● **Written task**:
Copy down all of the data underneath, exactly as shown.

****************************************

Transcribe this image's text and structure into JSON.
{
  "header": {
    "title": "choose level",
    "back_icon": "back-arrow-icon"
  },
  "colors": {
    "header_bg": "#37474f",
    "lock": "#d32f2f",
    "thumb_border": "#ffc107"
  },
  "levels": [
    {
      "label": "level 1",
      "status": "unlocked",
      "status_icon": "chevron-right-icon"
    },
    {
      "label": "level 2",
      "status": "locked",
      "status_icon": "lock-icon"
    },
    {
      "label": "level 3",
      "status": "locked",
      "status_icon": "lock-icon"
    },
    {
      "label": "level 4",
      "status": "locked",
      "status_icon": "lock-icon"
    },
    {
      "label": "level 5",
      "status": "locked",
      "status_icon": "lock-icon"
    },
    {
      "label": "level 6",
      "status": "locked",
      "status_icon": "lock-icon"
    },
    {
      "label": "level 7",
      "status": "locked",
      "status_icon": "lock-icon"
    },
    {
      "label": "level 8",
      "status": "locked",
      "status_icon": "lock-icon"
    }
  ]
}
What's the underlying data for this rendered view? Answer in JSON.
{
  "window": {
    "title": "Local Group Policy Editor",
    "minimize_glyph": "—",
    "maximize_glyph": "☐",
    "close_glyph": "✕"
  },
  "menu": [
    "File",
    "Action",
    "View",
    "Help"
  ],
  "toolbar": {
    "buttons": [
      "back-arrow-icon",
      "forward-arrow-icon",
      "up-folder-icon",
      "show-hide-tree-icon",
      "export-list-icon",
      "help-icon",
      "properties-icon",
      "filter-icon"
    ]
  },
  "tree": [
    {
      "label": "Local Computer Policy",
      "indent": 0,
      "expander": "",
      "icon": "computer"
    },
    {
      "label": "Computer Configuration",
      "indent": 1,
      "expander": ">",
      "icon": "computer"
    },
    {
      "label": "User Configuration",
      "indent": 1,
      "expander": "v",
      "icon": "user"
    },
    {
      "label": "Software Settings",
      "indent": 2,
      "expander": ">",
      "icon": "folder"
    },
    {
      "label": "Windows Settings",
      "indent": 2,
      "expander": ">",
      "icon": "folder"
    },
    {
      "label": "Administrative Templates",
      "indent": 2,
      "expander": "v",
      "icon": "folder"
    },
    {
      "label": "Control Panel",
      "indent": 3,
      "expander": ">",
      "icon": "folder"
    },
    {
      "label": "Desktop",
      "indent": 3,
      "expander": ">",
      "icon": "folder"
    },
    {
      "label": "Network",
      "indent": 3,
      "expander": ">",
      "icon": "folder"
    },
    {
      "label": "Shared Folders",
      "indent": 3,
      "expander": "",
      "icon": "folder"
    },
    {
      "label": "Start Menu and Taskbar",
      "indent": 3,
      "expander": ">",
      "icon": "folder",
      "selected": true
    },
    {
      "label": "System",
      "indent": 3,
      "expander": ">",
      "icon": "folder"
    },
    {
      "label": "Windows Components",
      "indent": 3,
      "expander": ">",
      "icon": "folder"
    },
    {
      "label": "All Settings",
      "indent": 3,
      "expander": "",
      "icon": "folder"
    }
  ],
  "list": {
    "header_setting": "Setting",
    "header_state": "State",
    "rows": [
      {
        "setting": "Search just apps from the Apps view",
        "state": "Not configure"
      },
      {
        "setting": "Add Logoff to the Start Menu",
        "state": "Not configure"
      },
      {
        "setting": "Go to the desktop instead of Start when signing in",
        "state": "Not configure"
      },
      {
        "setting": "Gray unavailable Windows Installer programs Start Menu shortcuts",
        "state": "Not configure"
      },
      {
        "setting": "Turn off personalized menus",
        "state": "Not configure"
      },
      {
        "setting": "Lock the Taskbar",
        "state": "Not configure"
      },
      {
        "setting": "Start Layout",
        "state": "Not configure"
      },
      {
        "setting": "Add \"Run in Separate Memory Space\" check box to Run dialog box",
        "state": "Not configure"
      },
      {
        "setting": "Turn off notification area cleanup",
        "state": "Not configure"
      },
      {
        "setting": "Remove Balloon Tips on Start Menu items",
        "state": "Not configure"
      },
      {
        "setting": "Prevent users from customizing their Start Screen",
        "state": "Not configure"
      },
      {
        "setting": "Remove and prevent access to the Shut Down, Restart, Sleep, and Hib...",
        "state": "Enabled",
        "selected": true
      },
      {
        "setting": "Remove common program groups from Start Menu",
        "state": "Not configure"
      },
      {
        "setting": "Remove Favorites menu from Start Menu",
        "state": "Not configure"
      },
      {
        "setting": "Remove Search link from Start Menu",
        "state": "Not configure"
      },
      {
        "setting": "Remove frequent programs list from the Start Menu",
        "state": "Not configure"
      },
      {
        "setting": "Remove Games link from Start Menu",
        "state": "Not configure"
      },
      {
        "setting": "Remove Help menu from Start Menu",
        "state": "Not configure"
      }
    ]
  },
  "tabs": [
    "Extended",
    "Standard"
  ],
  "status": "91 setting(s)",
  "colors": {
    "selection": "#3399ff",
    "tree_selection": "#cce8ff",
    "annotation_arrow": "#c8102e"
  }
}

****************************************

● **Task answer**:
Transcribe this image's text and structure into JSON.
{
  "header": {
    "title": "choose level",
    "back_icon": "back-arrow-icon"
  },
  "colors": {
    "header_bg": "#37474f",
    "lock": "#d32f2f",
    "thumb_border": "#ffc107"
  },
  "levels": [
    {
      "label": "level 1",
      "status": "unlocked",
      "status_icon": "chevron-right-icon"
    },
    {
      "label": "level 2",
      "status": "locked",
      "status_icon": "lock-icon"
    },
    {
      "label": "level 3",
      "status": "locked",
      "status_icon": "lock-icon"
    },
    {
      "label": "level 4",
      "status": "locked",
      "status_icon": "lock-icon"
    },
    {
      "label": "level 5",
      "status": "locked",
      "status_icon": "lock-icon"
    },
    {
      "label": "level 6",
      "status": "locked",
      "status_icon": "lock-icon"
    },
    {
      "label": "level 7",
      "status": "locked",
      "status_icon": "lock-icon"
    },
    {
      "label": "level 8",
      "status": "locked",
      "status_icon": "lock-icon"
    }
  ]
}
What's the underlying data for this rendered view? Answer in JSON.
{
  "window": {
    "title": "Local Group Policy Editor",
    "minimize_glyph": "—",
    "maximize_glyph": "☐",
    "close_glyph": "✕"
  },
  "menu": [
    "File",
    "Action",
    "View",
    "Help"
  ],
  "toolbar": {
    "buttons": [
      "back-arrow-icon",
      "forward-arrow-icon",
      "up-folder-icon",
      "show-hide-tree-icon",
      "export-list-icon",
      "help-icon",
      "properties-icon",
      "filter-icon"
    ]
  },
  "tree": [
    {
      "label": "Local Computer Policy",
      "indent": 0,
      "expander": "",
      "icon": "computer"
    },
    {
      "label": "Computer Configuration",
      "indent": 1,
      "expander": ">",
      "icon": "computer"
    },
    {
      "label": "User Configuration",
      "indent": 1,
      "expander": "v",
      "icon": "user"
    },
    {
      "label": "Software Settings",
      "indent": 2,
      "expander": ">",
      "icon": "folder"
    },
    {
      "label": "Windows Settings",
      "indent": 2,
      "expander": ">",
      "icon": "folder"
    },
    {
      "label": "Administrative Templates",
      "indent": 2,
      "expander": "v",
      "icon": "folder"
    },
    {
      "label": "Control Panel",
      "indent": 3,
      "expander": ">",
      "icon": "folder"
    },
    {
      "label": "Desktop",
      "indent": 3,
      "expander": ">",
      "icon": "folder"
    },
    {
      "label": "Network",
      "indent": 3,
      "expander": ">",
      "icon": "folder"
    },
    {
      "label": "Shared Folders",
      "indent": 3,
      "expander": "",
      "icon": "folder"
    },
    {
      "label": "Start Menu and Taskbar",
      "indent": 3,
      "expander": ">",
      "icon": "folder",
      "selected": true
    },
    {
      "label": "System",
      "indent": 3,
      "expander": ">",
      "icon": "folder"
    },
    {
      "label": "Windows Components",
      "indent": 3,
      "expander": ">",
      "icon": "folder"
    },
    {
      "label": "All Settings",
      "indent": 3,
      "expander": "",
      "icon": "folder"
    }
  ],
  "list": {
    "header_setting": "Setting",
    "header_state": "State",
    "rows": [
      {
        "setting": "Search just apps from the Apps view",
        "state": "Not configure"
      },
      {
        "setting": "Add Logoff to the Start Menu",
        "state": "Not configure"
      },
      {
        "setting": "Go to the desktop instead of Start when signing in",
        "state": "Not configure"
      },
      {
        "setting": "Gray unavailable Windows Installer programs Start Menu shortcuts",
        "state": "Not configure"
      },
      {
        "setting": "Turn off personalized menus",
        "state": "Not configure"
      },
      {
        "setting": "Lock the Taskbar",
        "state": "Not configure"
      },
      {
        "setting": "Start Layout",
        "state": "Not configure"
      },
      {
        "setting": "Add \"Run in Separate Memory Space\" check box to Run dialog box",
        "state": "Not configure"
      },
      {
        "setting": "Turn off notification area cleanup",
        "state": "Not configure"
      },
      {
        "setting": "Remove Balloon Tips on Start Menu items",
        "state": "Not configure"
      },
      {
        "setting": "Prevent users from customizing their Start Screen",
        "state": "Not configure"
      },
      {
        "setting": "Remove and prevent access to the Shut Down, Restart, Sleep, and Hib...",
        "state": "Enabled",
        "selected": true
      },
      {
        "setting": "Remove common program groups from Start Menu",
        "state": "Not configure"
      },
      {
        "setting": "Remove Favorites menu from Start Menu",
        "state": "Not configure"
      },
      {
        "setting": "Remove Search link from Start Menu",
        "state": "Not configure"
      },
      {
        "setting": "Remove frequent programs list from the Start Menu",
        "state": "Not configure"
      },
      {
        "setting": "Remove Games link from Start Menu",
        "state": "Not configure"
      },
      {
        "setting": "Remove Help menu from Start Menu",
        "state": "Not configure"
      }
    ]
  },
  "tabs": [
    "Extended",
    "Standard"
  ],
  "status": "91 setting(s)",
  "colors": {
    "selection": "#3399ff",
    "tree_selection": "#cce8ff",
    "annotation_arrow": "#c8102e"
  }
}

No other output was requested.